_Do this_
Identify all lines in the listing that include the word "text", and copy them out.

═══ Exercise data ═══

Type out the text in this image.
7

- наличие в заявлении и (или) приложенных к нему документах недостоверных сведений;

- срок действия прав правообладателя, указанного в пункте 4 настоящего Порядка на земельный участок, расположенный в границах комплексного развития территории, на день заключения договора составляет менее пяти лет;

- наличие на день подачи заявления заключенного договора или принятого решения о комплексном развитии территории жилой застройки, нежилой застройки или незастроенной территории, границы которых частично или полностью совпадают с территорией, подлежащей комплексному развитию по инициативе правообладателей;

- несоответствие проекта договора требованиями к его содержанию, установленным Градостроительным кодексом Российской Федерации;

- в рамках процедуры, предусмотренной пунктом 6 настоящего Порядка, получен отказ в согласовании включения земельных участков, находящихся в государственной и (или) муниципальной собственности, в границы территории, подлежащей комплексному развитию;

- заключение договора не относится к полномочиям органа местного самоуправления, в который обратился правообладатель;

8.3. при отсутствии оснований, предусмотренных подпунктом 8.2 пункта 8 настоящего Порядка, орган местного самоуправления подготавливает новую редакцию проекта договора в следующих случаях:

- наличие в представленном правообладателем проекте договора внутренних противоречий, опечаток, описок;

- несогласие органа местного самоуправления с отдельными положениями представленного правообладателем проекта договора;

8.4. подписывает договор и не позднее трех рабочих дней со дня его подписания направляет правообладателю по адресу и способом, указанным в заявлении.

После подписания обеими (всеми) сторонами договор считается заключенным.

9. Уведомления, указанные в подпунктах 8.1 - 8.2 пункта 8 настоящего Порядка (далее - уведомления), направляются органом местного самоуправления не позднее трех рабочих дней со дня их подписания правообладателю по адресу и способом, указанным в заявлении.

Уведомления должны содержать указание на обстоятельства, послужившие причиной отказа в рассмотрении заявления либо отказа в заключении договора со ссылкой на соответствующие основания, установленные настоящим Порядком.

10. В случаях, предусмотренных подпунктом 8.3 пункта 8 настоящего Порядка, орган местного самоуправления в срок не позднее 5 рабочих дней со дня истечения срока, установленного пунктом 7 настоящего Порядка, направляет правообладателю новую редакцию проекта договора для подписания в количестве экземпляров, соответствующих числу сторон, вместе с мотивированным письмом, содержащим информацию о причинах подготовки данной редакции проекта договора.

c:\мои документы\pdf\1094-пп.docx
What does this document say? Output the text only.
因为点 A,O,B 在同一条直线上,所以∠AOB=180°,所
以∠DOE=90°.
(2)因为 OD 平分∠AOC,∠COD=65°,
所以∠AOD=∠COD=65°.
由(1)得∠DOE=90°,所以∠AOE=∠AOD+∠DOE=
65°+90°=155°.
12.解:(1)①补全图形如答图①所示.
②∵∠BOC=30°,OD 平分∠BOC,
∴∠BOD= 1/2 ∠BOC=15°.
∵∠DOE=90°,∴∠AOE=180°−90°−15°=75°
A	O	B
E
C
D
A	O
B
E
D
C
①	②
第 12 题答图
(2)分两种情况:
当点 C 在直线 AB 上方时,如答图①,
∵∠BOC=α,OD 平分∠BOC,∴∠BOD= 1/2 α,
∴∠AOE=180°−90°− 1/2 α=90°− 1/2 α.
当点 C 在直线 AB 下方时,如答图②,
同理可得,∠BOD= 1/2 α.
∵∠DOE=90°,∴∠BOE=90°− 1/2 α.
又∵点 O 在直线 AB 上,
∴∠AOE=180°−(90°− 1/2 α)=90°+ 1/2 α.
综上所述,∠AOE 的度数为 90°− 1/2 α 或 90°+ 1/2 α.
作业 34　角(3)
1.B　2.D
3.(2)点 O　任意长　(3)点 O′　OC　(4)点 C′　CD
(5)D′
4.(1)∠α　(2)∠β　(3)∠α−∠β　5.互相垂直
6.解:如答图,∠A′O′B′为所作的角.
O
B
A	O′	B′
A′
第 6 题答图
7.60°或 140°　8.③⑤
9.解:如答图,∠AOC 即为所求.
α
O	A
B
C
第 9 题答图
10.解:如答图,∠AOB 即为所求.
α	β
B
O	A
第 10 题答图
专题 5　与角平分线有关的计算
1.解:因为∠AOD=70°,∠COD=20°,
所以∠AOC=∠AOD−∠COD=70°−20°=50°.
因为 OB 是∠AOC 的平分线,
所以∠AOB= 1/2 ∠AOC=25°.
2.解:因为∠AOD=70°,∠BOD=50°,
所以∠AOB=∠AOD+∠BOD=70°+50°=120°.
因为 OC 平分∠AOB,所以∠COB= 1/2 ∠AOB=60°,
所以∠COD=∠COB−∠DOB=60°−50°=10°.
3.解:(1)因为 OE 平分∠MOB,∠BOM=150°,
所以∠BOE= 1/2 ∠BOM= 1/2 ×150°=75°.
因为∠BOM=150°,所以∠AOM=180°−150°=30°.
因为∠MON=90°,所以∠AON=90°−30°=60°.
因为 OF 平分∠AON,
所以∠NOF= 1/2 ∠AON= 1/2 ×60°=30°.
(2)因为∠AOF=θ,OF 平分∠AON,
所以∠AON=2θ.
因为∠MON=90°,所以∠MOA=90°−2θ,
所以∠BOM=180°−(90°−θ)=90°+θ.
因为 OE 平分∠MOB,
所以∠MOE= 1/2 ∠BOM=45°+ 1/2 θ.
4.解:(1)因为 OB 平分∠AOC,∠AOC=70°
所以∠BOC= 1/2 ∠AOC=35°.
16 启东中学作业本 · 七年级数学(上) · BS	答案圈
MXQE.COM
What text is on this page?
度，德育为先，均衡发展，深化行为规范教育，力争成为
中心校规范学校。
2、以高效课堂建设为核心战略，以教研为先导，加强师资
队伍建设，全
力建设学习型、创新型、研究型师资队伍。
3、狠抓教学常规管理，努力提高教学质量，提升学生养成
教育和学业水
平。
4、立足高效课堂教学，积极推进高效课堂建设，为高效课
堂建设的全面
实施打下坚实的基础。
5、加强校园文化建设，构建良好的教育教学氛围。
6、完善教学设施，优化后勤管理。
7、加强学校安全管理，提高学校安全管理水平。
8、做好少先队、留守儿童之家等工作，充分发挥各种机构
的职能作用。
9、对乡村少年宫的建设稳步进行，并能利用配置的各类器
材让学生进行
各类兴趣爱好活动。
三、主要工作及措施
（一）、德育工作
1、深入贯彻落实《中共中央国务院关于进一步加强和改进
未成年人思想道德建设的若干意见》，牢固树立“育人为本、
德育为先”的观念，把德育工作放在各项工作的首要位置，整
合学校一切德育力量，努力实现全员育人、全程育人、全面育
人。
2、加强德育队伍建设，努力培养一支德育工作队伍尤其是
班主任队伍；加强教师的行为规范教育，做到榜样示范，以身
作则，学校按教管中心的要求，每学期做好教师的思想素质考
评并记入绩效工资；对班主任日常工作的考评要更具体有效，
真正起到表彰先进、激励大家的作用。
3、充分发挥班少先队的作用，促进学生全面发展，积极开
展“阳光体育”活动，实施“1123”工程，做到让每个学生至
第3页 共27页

═══

_The output_
Type out the text in this image.
What does this document say? Output the text only.
What text is on this page?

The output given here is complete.